▶ _Your task_:
Restate all the material verbatim, except for the pictures.

▶ _Exercise material_:

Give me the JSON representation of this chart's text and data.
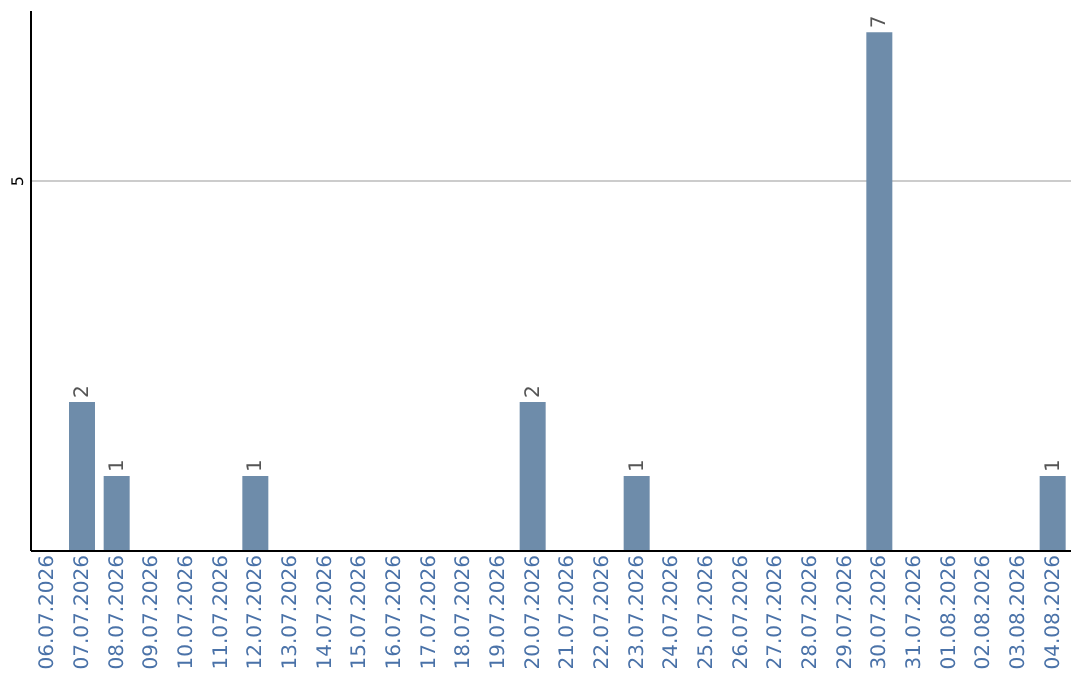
{
  "chart_data": {
    "type": "bar",
    "categories": [
      "06.07.2026",
      "07.07.2026",
      "08.07.2026",
      "09.07.2026",
      "10.07.2026",
      "11.07.2026",
      "12.07.2026",
      "13.07.2026",
      "14.07.2026",
      "15.07.2026",
      "16.07.2026",
      "17.07.2026",
      "18.07.2026",
      "19.07.2026",
      "20.07.2026",
      "21.07.2026",
      "22.07.2026",
      "23.07.2026",
      "24.07.2026",
      "25.07.2026",
      "26.07.2026",
      "27.07.2026",
      "28.07.2026",
      "29.07.2026",
      "30.07.2026",
      "31.07.2026",
      "01.08.2026",
      "02.08.2026",
      "03.08.2026",
      "04.08.2026"
    ],
    "values": [
      null,
      2,
      1,
      null,
      null,
      null,
      1,
      null,
      null,
      null,
      null,
      null,
      null,
      null,
      2,
      null,
      null,
      1,
      null,
      null,
      null,
      null,
      null,
      null,
      7,
      null,
      null,
      null,
      null,
      1
    ],
    "color": "#6e8caa",
    "ylim": [
      0,
      7.3
    ],
    "yticks": [
      5
    ],
    "grid": "y",
    "data_labels": true
  }
}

▶ _Finished task_:
Give me the JSON representation of this chart's text and data.
{
  "chart_data": {
    "type": "bar",
    "categories": [
      "06.07.2026",
      "07.07.2026",
      "08.07.2026",
      "09.07.2026",
      "10.07.2026",
      "11.07.2026",
      "12.07.2026",
      "13.07.2026",
      "14.07.2026",
      "15.07.2026",
      "16.07.2026",
      "17.07.2026",
      "18.07.2026",
      "19.07.2026",
      "20.07.2026",
      "21.07.2026",
      "22.07.2026",
      "23.07.2026",
      "24.07.2026",
      "25.07.2026",
      "26.07.2026",
      "27.07.2026",
      "28.07.2026",
      "29.07.2026",
      "30.07.2026",
      "31.07.2026",
      "01.08.2026",
      "02.08.2026",
      "03.08.2026",
      "04.08.2026"
    ],
    "values": [
      null,
      2,
      1,
      null,
      null,
      null,
      1,
      null,
      null,
      null,
      null,
      null,
      null,
      null,
      2,
      null,
      null,
      1,
      null,
      null,
      null,
      null,
      null,
      null,
      7,
      null,
      null,
      null,
      null,
      1
    ],
    "color": "#6e8caa",
    "ylim": [
      0,
      7.3
    ],
    "yticks": [
      5
    ],
    "grid": "y",
    "data_labels": true
  }
}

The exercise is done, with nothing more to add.